-- START OF MATERIAL PROVIDED --
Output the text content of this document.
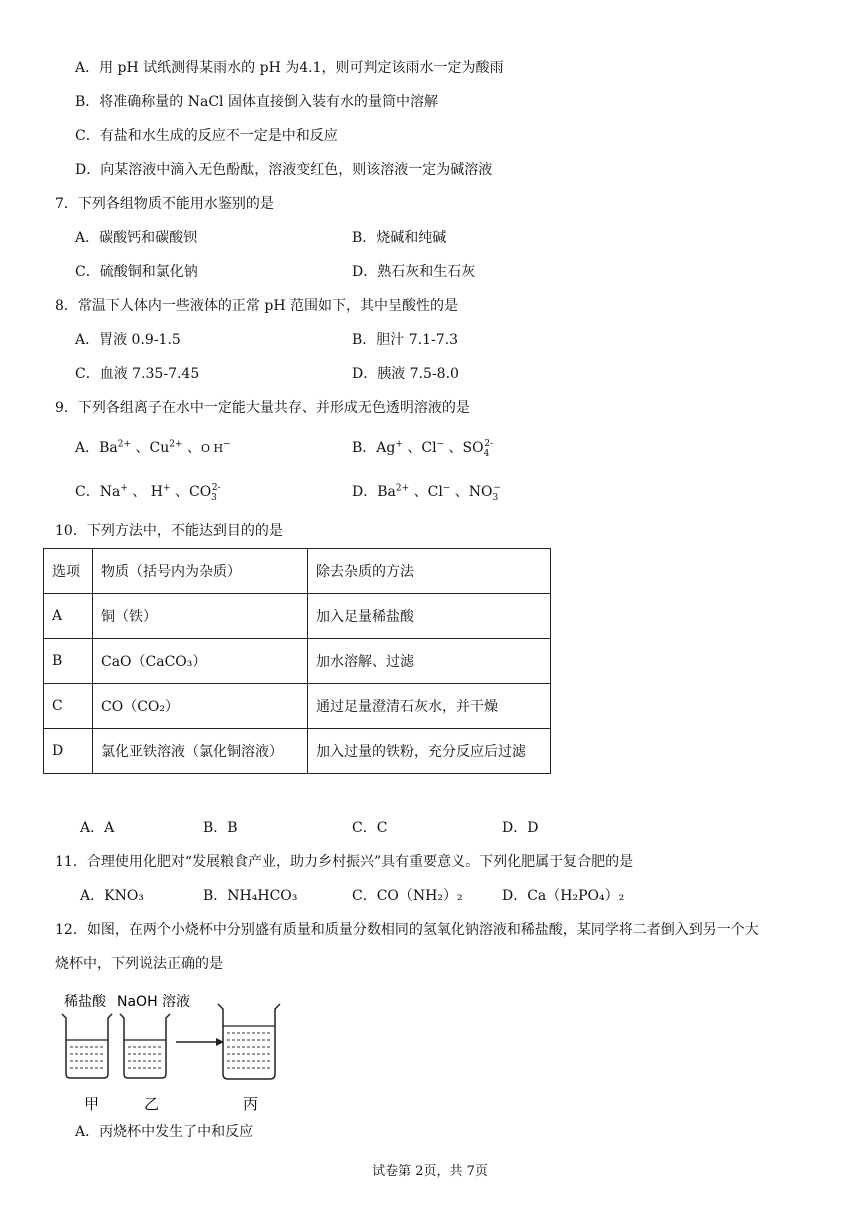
A．用 pH 试纸测得某雨水的 pH 为4.1，则可判定该雨水一定为酸雨
B．将准确称量的 NaCl 固体直接倒入装有水的量筒中溶解
C．有盐和水生成的反应不一定是中和反应
D．向某溶液中滴入无色酚酞，溶液变红色，则该溶液一定为碱溶液
7．下列各组物质不能用水鉴别的是
A．碳酸钙和碳酸钡	B．烧碱和纯碱
C．硫酸铜和氯化钠	D．熟石灰和生石灰
8．常温下人体内一些液体的正常 pH 范围如下，其中呈酸性的是
A．胃液 0.9-1.5	B．胆汁 7.1-7.3
C．血液 7.35-7.45	D．胰液 7.5-8.0
9．下列各组离子在水中一定能大量共存、并形成无色透明溶液的是
A．$Ba^{2+}$ 、$Cu^{2+}$ 、O H−	B．Ag+ 、Cl− 、$SO_4^{2-}$
C．Na+ 、 H+ 、$CO_3^{2-}$	D．$Ba^{2+}$ 、Cl− 、$NO_3^-$
10．下列方法中，不能达到目的的是
选项	物质（括号内为杂质）	除去杂质的方法
A	铜（铁）	加入足量稀盐酸
B	CaO（CaCO₃）	加水溶解、过滤
C	CO（CO₂）	通过足量澄清石灰水，并干燥
D	氯化亚铁溶液（氯化铜溶液）	加入过量的铁粉，充分反应后过滤
A．A	B．B	C．C	D．D
11．合理使用化肥对“发展粮食产业，助力乡村振兴”具有重要意义。下列化肥属于复合肥的是
A．KNO₃	B．NH₄HCO₃	C．CO（NH₂）₂	D．Ca（H₂PO₄）₂
12．如图，在两个小烧杯中分别盛有质量和质量分数相同的氢氧化钠溶液和稀盐酸，某同学将二者倒入到另一个大
烧杯中，下列说法正确的是
稀盐酸 NaOH 溶液
甲	乙	丙
A．丙烧杯中发生了中和反应
试卷第 2页，共 7页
-- END OF MATERIAL PROVIDED --
*WORK TO COMPLETE*.
Write out all the records again, exactly, minus any pictures.

*FULL RESPONSE*.
Output the text content of this document.
A．用 pH 试纸测得某雨水的 pH 为4.1，则可判定该雨水一定为酸雨
B．将准确称量的 NaCl 固体直接倒入装有水的量筒中溶解
C．有盐和水生成的反应不一定是中和反应
D．向某溶液中滴入无色酚酞，溶液变红色，则该溶液一定为碱溶液
7．下列各组物质不能用水鉴别的是
A．碳酸钙和碳酸钡	B．烧碱和纯碱
C．硫酸铜和氯化钠	D．熟石灰和生石灰
8．常温下人体内一些液体的正常 pH 范围如下，其中呈酸性的是
A．胃液 0.9-1.5	B．胆汁 7.1-7.3
C．血液 7.35-7.45	D．胰液 7.5-8.0
9．下列各组离子在水中一定能大量共存、并形成无色透明溶液的是
A．$Ba^{2+}$ 、$Cu^{2+}$ 、O H−	B．Ag+ 、Cl− 、$SO_4^{2-}$
C．Na+ 、 H+ 、$CO_3^{2-}$	D．$Ba^{2+}$ 、Cl− 、$NO_3^-$
10．下列方法中，不能达到目的的是
选项	物质（括号内为杂质）	除去杂质的方法
A	铜（铁）	加入足量稀盐酸
B	CaO（CaCO₃）	加水溶解、过滤
C	CO（CO₂）	通过足量澄清石灰水，并干燥
D	氯化亚铁溶液（氯化铜溶液）	加入过量的铁粉，充分反应后过滤
A．A	B．B	C．C	D．D
11．合理使用化肥对“发展粮食产业，助力乡村振兴”具有重要意义。下列化肥属于复合肥的是
A．KNO₃	B．NH₄HCO₃	C．CO（NH₂）₂	D．Ca（H₂PO₄）₂
12．如图，在两个小烧杯中分别盛有质量和质量分数相同的氢氧化钠溶液和稀盐酸，某同学将二者倒入到另一个大
烧杯中，下列说法正确的是
稀盐酸 NaOH 溶液
甲	乙	丙
A．丙烧杯中发生了中和反应
试卷第 2页，共 7页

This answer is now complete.